Figure record listings
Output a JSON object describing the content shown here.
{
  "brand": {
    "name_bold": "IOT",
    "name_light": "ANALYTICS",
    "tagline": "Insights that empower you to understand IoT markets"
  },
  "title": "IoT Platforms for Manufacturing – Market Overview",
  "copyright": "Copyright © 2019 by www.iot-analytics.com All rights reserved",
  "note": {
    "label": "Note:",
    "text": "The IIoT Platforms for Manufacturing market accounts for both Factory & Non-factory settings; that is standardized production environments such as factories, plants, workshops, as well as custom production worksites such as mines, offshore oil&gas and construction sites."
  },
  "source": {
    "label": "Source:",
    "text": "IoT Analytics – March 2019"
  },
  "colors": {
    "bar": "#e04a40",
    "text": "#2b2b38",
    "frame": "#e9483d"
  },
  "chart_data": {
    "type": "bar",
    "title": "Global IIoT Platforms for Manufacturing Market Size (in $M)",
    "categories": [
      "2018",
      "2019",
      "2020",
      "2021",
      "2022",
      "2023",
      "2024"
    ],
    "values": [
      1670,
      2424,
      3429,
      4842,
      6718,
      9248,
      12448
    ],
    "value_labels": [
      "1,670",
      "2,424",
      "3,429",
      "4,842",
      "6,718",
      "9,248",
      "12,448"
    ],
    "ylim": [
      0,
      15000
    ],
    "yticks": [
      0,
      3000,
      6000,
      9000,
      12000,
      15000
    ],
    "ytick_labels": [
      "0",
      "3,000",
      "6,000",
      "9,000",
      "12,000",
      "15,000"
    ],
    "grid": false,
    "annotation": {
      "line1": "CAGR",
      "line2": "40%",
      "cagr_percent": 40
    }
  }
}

# EXERCISE DESCRIPTION
Retype every entry above, word for word.

# REPLY
Output a JSON object describing the content shown here.
{
  "brand": {
    "name_bold": "IOT",
    "name_light": "ANALYTICS",
    "tagline": "Insights that empower you to understand IoT markets"
  },
  "title": "IoT Platforms for Manufacturing – Market Overview",
  "copyright": "Copyright © 2019 by www.iot-analytics.com All rights reserved",
  "note": {
    "label": "Note:",
    "text": "The IIoT Platforms for Manufacturing market accounts for both Factory & Non-factory settings; that is standardized production environments such as factories, plants, workshops, as well as custom production worksites such as mines, offshore oil&gas and construction sites."
  },
  "source": {
    "label": "Source:",
    "text": "IoT Analytics – March 2019"
  },
  "colors": {
    "bar": "#e04a40",
    "text": "#2b2b38",
    "frame": "#e9483d"
  },
  "chart_data": {
    "type": "bar",
    "title": "Global IIoT Platforms for Manufacturing Market Size (in $M)",
    "categories": [
      "2018",
      "2019",
      "2020",
      "2021",
      "2022",
      "2023",
      "2024"
    ],
    "values": [
      1670,
      2424,
      3429,
      4842,
      6718,
      9248,
      12448
    ],
    "value_labels": [
      "1,670",
      "2,424",
      "3,429",
      "4,842",
      "6,718",
      "9,248",
      "12,448"
    ],
    "ylim": [
      0,
      15000
    ],
    "yticks": [
      0,
      3000,
      6000,
      9000,
      12000,
      15000
    ],
    "ytick_labels": [
      "0",
      "3,000",
      "6,000",
      "9,000",
      "12,000",
      "15,000"
    ],
    "grid": false,
    "annotation": {
      "line1": "CAGR",
      "line2": "40%",
      "cagr_percent": 40
    }
  }
}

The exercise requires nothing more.